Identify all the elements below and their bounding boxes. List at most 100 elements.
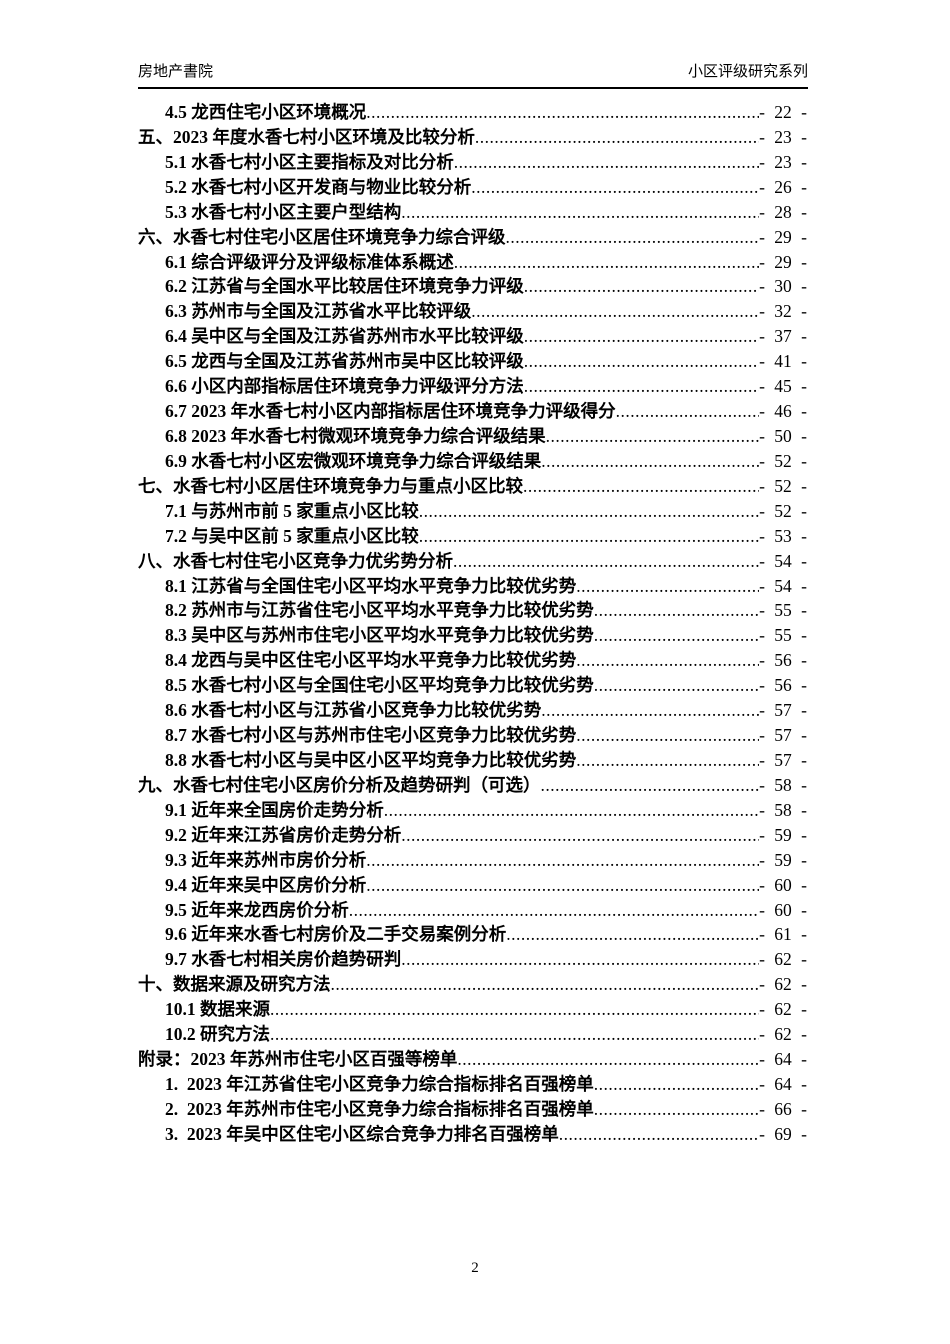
toc-entry: 10.1 数据来源 - 62 -: [138, 997, 807, 1022]
toc-page-number: - 46 -: [759, 401, 807, 422]
toc-entry: 9.1 近年来全国房价走势分析 - 58 -: [138, 798, 807, 823]
toc-entry: 十、数据来源及研究方法 - 62 -: [138, 972, 807, 997]
toc-entry-label: 8.3 吴中区与苏州市住宅小区平均水平竞争力比较优劣势: [165, 625, 594, 646]
toc-dot-leader: [523, 474, 759, 499]
toc-entry-label: 6.8 2023 年水香七村微观环境竞争力综合评级结果: [165, 425, 546, 446]
toc-dot-leader: [576, 574, 759, 599]
toc-entry-label: 九、水香七村住宅小区房价分析及趋势研判（可选）: [138, 774, 541, 795]
toc-entry: 2. 2023 年苏州市住宅小区竞争力综合指标排名百强榜单 - 66 -: [138, 1097, 807, 1122]
toc-entry-label: 附录：2023 年苏州市住宅小区百强等榜单: [138, 1049, 458, 1070]
toc-entry: 6.7 2023 年水香七村小区内部指标居住环境竞争力评级得分 - 46 -: [138, 399, 807, 424]
toc-entry: 九、水香七村住宅小区房价分析及趋势研判（可选） - 58 -: [138, 773, 807, 798]
toc-page-number: - 62 -: [759, 974, 807, 995]
toc-page-number: - 60 -: [759, 899, 807, 920]
toc-entry-label: 5.3 水香七村小区主要户型结构: [165, 201, 402, 222]
toc-page-number: - 28 -: [759, 201, 807, 222]
toc-page-number: - 52 -: [759, 475, 807, 496]
toc-page-number: - 26 -: [759, 176, 807, 197]
toc-dot-leader: [419, 524, 759, 549]
toc-entry: 附录：2023 年苏州市住宅小区百强等榜单 - 64 -: [138, 1047, 807, 1072]
toc-page-number: - 66 -: [759, 1098, 807, 1119]
toc-page-number: - 61 -: [759, 924, 807, 945]
toc-page-number: - 69 -: [759, 1123, 807, 1144]
toc-dot-leader: [594, 623, 759, 648]
toc-entry: 9.3 近年来苏州市房价分析 - 59 -: [138, 848, 807, 873]
toc-entry-label: 3. 2023 年吴中区住宅小区综合竞争力排名百强榜单: [165, 1123, 559, 1144]
toc-dot-leader: [457, 1047, 759, 1072]
footer-page-number: 2: [471, 1260, 479, 1276]
toc-dot-leader: [546, 424, 759, 449]
toc-entry: 9.4 近年来吴中区房价分析 - 60 -: [138, 873, 807, 898]
toc-entry-label: 6.3 苏州市与全国及江苏省水平比较评级: [165, 301, 472, 322]
toc-dot-leader: [616, 399, 759, 424]
toc-entry-label: 2. 2023 年苏州市住宅小区竞争力综合指标排名百强榜单: [165, 1098, 594, 1119]
toc-entry: 五、2023 年度水香七村小区环境及比较分析 - 23 -: [138, 125, 807, 150]
toc-dot-leader: [349, 898, 759, 923]
toc-dot-leader: [576, 723, 759, 748]
toc-entry-label: 8.8 水香七村小区与吴中区小区平均竞争力比较优劣势: [165, 749, 577, 770]
toc-dot-leader: [506, 225, 760, 250]
toc-dot-leader: [366, 873, 759, 898]
toc-entry-label: 七、水香七村小区居住环境竞争力与重点小区比较: [138, 475, 523, 496]
toc-entry: 6.2 江苏省与全国水平比较居住环境竞争力评级 - 30 -: [138, 274, 807, 299]
toc-page-number: - 29 -: [759, 251, 807, 272]
toc-page-number: - 29 -: [759, 226, 807, 247]
toc-page-number: - 56 -: [759, 675, 807, 696]
toc-entry: 9.5 近年来龙西房价分析 - 60 -: [138, 898, 807, 923]
toc-entry: 7.1 与苏州市前 5 家重点小区比较 - 52 -: [138, 499, 807, 524]
toc-entry-label: 9.1 近年来全国房价走势分析: [165, 799, 384, 820]
toc-entry-label: 8.7 水香七村小区与苏州市住宅小区竞争力比较优劣势: [165, 725, 577, 746]
toc-page-number: - 58 -: [759, 799, 807, 820]
toc-dot-leader: [559, 1122, 759, 1147]
toc-page-number: - 62 -: [759, 999, 807, 1020]
toc-entry-label: 9.7 水香七村相关房价趋势研判: [165, 949, 402, 970]
toc-dot-leader: [524, 274, 759, 299]
toc-entry: 10.2 研究方法 - 62 -: [138, 1022, 807, 1047]
toc-page-number: - 22 -: [759, 102, 807, 122]
toc-entry: 9.6 近年来水香七村房价及二手交易案例分析 - 61 -: [138, 922, 807, 947]
toc-entry-label: 7.1 与苏州市前 5 家重点小区比较: [165, 500, 419, 521]
toc-entry-label: 8.1 江苏省与全国住宅小区平均水平竞争力比较优劣势: [165, 575, 577, 596]
toc-entry: 6.9 水香七村小区宏微观环境竞争力综合评级结果 - 52 -: [138, 449, 807, 474]
toc-entry: 6.8 2023 年水香七村微观环境竞争力综合评级结果 - 50 -: [138, 424, 807, 449]
toc-dot-leader: [401, 200, 759, 225]
toc-entry-label: 五、2023 年度水香七村小区环境及比较分析: [138, 126, 475, 147]
toc-entry: 8.8 水香七村小区与吴中区小区平均竞争力比较优劣势 - 57 -: [138, 748, 807, 773]
toc-entry: 八、水香七村住宅小区竞争力优劣势分析 - 54 -: [138, 549, 807, 574]
toc-dot-leader: [453, 549, 759, 574]
toc-entry-label: 9.5 近年来龙西房价分析: [165, 899, 349, 920]
toc-entry: 六、水香七村住宅小区居住环境竞争力综合评级 - 29 -: [138, 225, 807, 250]
toc-entry-label: 8.5 水香七村小区与全国住宅小区平均竞争力比较优劣势: [165, 675, 594, 696]
toc-dot-leader: [541, 698, 759, 723]
toc-entry-label: 八、水香七村住宅小区竞争力优劣势分析: [138, 550, 453, 571]
toc-dot-leader: [454, 250, 759, 275]
toc-entry: 9.2 近年来江苏省房价走势分析 - 59 -: [138, 823, 807, 848]
toc-page-number: - 41 -: [759, 351, 807, 372]
toc-entry-label: 10.1 数据来源: [165, 999, 270, 1020]
toc-page-number: - 45 -: [759, 376, 807, 397]
toc-entry-label: 六、水香七村住宅小区居住环境竞争力综合评级: [138, 226, 506, 247]
header-left-text: 房地产書院: [138, 63, 214, 80]
toc-dot-leader: [471, 175, 759, 200]
page-header: 房地产書院 小区评级研究系列: [138, 62, 808, 89]
toc-page-number: - 23 -: [759, 126, 807, 147]
toc-dot-leader: [366, 100, 759, 125]
toc-page-number: - 60 -: [759, 874, 807, 895]
toc-page-number: - 57 -: [759, 749, 807, 770]
toc-dot-leader: [366, 848, 759, 873]
toc-page-number: - 56 -: [759, 650, 807, 671]
toc-dot-leader: [541, 449, 759, 474]
toc-dot-leader: [471, 299, 759, 324]
toc-page-number: - 30 -: [759, 276, 807, 297]
toc-entry: 5.1 水香七村小区主要指标及对比分析 - 23 -: [138, 150, 807, 175]
toc-entry-label: 9.2 近年来江苏省房价走势分析: [165, 824, 402, 845]
toc-entry: 6.6 小区内部指标居住环境竞争力评级评分方法 - 45 -: [138, 374, 807, 399]
toc-page-number: - 55 -: [759, 625, 807, 646]
toc-entry: 8.6 水香七村小区与江苏省小区竞争力比较优劣势 - 57 -: [138, 698, 807, 723]
toc-entry: 1. 2023 年江苏省住宅小区竞争力综合指标排名百强榜单 - 64 -: [138, 1072, 807, 1097]
page-footer: 2: [0, 1258, 950, 1278]
toc-page-number: - 58 -: [759, 774, 807, 795]
toc-entry: 5.3 水香七村小区主要户型结构 - 28 -: [138, 200, 807, 225]
toc-dot-leader: [541, 773, 760, 798]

TO DO: Rewrite the items from the line with "toc-entry: 10.1 数据来源" to the line with "toc-entry-label: 6.8 2023", swapping "toc-page-number" for "page-ref" and leaving everything else unchanged.

WRITTEN ANSWER:
toc-entry: 10.1 数据来源 - 62 -: [138, 997, 807, 1022]
page-ref: - 46 -: [759, 401, 807, 422]
toc-entry: 9.1 近年来全国房价走势分析 - 58 -: [138, 798, 807, 823]
toc-entry: 十、数据来源及研究方法 - 62 -: [138, 972, 807, 997]
toc-entry-label: 8.3 吴中区与苏州市住宅小区平均水平竞争力比较优劣势: [165, 625, 594, 646]
toc-dot-leader: [523, 474, 759, 499]
toc-entry-label: 6.8 2023 年水香七村微观环境竞争力综合评级结果: [165, 425, 546, 446]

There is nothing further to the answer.